▶ Excerpted data:
begin

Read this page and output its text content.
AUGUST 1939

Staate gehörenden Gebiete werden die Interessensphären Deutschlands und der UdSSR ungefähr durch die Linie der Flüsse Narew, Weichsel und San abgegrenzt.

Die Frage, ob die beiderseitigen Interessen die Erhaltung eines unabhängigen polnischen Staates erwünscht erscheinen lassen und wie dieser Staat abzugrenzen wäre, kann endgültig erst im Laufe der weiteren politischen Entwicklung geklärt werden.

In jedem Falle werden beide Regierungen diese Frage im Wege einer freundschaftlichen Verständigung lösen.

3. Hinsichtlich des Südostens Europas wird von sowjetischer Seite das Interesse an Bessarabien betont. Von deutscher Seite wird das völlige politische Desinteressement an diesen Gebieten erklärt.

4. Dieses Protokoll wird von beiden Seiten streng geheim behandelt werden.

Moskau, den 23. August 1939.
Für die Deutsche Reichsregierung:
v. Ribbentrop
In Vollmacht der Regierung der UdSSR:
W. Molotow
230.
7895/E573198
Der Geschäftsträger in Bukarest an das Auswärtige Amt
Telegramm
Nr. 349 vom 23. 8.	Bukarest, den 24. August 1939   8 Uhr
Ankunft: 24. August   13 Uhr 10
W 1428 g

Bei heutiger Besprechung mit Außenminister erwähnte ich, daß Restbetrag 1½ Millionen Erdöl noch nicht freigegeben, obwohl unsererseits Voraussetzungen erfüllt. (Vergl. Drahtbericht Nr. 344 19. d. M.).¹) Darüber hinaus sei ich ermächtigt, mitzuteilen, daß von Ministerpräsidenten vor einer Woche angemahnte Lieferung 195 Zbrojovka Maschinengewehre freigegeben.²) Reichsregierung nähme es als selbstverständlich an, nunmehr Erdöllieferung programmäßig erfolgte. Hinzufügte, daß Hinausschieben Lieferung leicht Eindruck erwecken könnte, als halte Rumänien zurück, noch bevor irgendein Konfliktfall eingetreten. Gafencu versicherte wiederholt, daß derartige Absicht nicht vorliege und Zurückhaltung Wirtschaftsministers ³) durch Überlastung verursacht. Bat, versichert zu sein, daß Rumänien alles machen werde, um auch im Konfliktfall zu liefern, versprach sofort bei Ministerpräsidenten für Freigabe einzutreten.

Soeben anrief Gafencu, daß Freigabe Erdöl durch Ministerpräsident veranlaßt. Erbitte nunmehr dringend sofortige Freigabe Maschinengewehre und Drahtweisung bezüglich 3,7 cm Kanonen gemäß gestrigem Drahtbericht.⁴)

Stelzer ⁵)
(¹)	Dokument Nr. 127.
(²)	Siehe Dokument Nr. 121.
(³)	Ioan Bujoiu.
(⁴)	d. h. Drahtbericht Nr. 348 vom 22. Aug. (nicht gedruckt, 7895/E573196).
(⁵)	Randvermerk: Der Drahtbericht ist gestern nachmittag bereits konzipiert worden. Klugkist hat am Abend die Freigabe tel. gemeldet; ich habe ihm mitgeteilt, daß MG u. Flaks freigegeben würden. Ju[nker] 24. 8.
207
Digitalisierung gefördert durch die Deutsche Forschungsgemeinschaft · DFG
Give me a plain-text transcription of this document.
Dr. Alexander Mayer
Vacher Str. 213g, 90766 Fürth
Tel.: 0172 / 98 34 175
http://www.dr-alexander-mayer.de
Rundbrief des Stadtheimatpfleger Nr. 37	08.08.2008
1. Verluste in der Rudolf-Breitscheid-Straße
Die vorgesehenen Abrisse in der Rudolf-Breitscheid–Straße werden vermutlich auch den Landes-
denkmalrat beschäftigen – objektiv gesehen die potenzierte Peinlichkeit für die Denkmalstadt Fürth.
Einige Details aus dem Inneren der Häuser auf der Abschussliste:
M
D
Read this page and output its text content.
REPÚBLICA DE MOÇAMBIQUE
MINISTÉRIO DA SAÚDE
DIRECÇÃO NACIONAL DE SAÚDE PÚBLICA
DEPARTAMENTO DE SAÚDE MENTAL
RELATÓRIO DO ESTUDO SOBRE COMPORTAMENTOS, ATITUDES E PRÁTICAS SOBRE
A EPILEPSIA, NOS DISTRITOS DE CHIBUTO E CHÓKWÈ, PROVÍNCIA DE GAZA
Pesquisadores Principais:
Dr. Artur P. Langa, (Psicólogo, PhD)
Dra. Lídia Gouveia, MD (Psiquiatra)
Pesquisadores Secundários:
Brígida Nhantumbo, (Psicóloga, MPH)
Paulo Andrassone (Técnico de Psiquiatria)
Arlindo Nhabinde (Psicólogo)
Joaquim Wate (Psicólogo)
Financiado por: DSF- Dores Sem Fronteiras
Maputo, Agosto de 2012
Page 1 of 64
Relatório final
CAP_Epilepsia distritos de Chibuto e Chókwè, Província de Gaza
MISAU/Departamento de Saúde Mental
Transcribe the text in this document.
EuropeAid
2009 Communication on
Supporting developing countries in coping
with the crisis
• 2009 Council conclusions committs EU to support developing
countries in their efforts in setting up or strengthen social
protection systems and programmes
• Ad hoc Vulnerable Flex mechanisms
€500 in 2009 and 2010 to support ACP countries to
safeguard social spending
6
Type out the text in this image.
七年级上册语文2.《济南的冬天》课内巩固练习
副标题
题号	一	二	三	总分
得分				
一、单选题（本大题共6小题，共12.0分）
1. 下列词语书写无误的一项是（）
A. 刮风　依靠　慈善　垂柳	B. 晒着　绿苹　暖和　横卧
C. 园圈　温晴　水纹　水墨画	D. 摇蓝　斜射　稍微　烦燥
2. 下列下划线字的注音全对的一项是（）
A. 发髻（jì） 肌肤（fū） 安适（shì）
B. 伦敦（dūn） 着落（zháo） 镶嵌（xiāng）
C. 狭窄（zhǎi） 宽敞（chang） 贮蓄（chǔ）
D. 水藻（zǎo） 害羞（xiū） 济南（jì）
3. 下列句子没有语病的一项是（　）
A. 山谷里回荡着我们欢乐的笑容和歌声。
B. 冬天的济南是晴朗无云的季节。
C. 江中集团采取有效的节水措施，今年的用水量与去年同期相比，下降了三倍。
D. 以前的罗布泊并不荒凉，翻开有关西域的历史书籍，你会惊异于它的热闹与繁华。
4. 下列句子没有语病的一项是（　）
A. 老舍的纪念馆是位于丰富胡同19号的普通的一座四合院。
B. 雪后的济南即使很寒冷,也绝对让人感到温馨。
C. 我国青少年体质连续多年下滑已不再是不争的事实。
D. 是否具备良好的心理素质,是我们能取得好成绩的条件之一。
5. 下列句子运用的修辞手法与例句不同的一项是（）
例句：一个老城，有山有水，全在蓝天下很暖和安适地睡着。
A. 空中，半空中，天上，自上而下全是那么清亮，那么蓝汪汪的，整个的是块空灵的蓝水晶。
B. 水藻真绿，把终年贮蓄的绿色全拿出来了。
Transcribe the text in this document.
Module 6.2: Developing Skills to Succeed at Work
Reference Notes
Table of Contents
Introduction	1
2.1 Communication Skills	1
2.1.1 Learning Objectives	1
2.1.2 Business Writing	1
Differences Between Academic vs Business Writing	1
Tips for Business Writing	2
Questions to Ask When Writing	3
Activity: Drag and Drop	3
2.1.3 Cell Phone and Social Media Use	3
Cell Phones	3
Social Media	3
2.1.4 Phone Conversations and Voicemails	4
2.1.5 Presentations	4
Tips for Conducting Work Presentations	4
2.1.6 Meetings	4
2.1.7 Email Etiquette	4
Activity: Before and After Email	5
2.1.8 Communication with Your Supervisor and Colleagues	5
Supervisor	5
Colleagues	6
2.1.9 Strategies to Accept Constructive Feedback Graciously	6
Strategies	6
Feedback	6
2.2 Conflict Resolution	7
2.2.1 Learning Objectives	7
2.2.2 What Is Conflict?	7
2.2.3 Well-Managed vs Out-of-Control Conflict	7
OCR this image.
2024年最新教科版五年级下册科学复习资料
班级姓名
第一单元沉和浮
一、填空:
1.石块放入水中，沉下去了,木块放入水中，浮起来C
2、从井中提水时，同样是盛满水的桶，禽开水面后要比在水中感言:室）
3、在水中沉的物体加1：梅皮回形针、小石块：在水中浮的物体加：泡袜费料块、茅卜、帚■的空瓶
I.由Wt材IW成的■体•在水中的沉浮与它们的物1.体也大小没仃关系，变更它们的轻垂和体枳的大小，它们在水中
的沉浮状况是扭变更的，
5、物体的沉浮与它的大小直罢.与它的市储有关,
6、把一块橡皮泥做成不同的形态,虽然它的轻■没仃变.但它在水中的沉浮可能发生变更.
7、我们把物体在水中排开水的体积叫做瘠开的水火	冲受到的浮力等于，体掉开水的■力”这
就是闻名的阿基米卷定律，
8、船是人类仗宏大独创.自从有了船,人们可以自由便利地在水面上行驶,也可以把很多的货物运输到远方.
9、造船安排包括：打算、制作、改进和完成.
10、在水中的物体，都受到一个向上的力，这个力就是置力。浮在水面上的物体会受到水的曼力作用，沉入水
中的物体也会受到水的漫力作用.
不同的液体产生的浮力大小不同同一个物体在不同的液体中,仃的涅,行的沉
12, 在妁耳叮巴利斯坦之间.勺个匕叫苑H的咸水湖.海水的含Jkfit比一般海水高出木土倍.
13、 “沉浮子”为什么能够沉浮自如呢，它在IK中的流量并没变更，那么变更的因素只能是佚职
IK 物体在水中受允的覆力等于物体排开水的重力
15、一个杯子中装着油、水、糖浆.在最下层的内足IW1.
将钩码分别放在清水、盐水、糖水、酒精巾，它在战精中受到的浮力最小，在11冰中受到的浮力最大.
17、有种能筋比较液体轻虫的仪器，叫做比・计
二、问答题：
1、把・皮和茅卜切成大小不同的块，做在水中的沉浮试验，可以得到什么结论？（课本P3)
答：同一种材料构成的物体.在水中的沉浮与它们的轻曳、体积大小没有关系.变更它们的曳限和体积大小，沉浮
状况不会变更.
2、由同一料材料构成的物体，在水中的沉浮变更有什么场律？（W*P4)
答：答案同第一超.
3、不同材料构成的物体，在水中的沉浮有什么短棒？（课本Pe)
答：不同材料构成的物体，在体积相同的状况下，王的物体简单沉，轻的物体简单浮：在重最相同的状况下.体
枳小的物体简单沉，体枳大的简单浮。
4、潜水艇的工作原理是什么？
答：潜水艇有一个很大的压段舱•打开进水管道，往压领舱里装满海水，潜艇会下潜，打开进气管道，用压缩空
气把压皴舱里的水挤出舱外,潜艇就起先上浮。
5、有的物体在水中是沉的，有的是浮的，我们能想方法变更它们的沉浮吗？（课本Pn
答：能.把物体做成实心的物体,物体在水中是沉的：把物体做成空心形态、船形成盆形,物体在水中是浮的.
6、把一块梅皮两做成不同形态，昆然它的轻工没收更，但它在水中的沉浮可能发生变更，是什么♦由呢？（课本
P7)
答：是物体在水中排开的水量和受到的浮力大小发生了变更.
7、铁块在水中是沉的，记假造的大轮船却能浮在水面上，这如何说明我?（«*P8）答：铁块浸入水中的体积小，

end

▶ Given instruction: Work through the listing above and report how many lines include the string "countries", with no other text.

▶ The completed task: 3